▶ What is being asked
Identify and pull out each line of the entries in which "soothe" occurs.

Stored records:
┌──

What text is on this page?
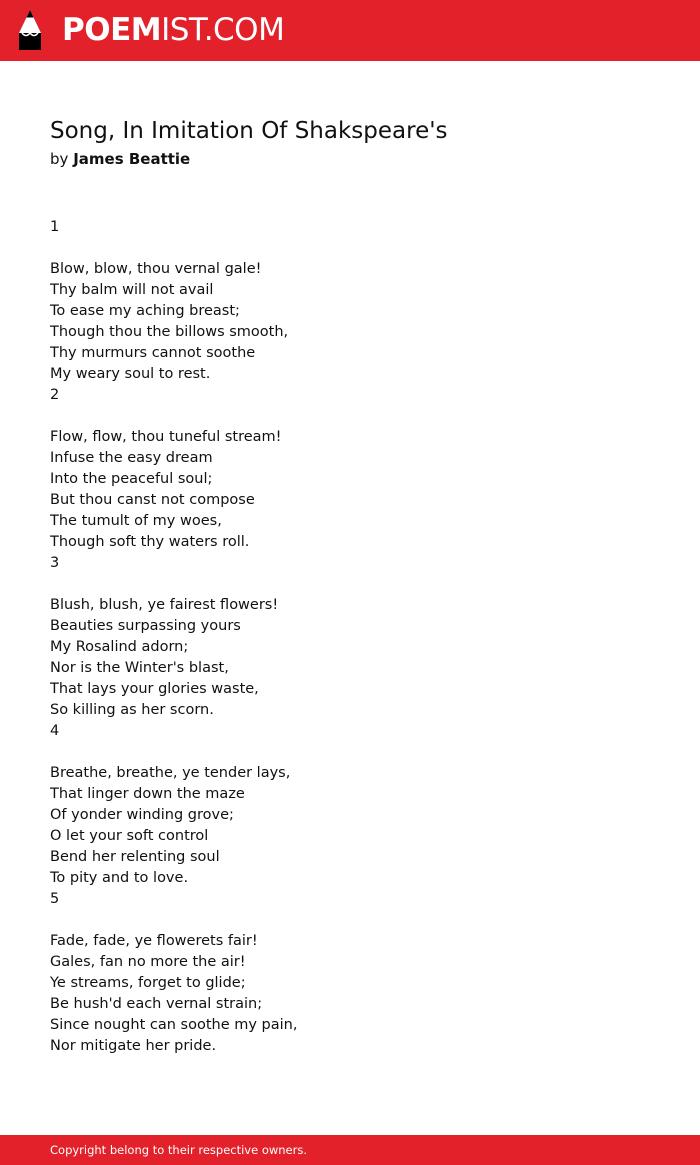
POEMIST.COM
Song, In Imitation Of Shakspeare's
by James Beattie
1
Blow, blow, thou vernal gale!
Thy balm will not avail
To ease my aching breast;
Though thou the billows smooth,
Thy murmurs cannot soothe
My weary soul to rest.
2
Flow, flow, thou tuneful stream!
Infuse the easy dream
Into the peaceful soul;
But thou canst not compose
The tumult of my woes,
Though soft thy waters roll.
3
Blush, blush, ye fairest flowers!
Beauties surpassing yours
My Rosalind adorn;
Nor is the Winter's blast,
That lays your glories waste,
So killing as her scorn.
4
Breathe, breathe, ye tender lays,
That linger down the maze
Of yonder winding grove;
O let your soft control
Bend her relenting soul
To pity and to love.
5
Fade, fade, ye flowerets fair!
Gales, fan no more the air!
Ye streams, forget to glide;
Be hush'd each vernal strain;
Since nought can soothe my pain,
Nor mitigate her pride.
Copyright belong to their respective owners.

└──

▶ Response
Thy murmurs cannot soothe
Since nought can soothe my pain,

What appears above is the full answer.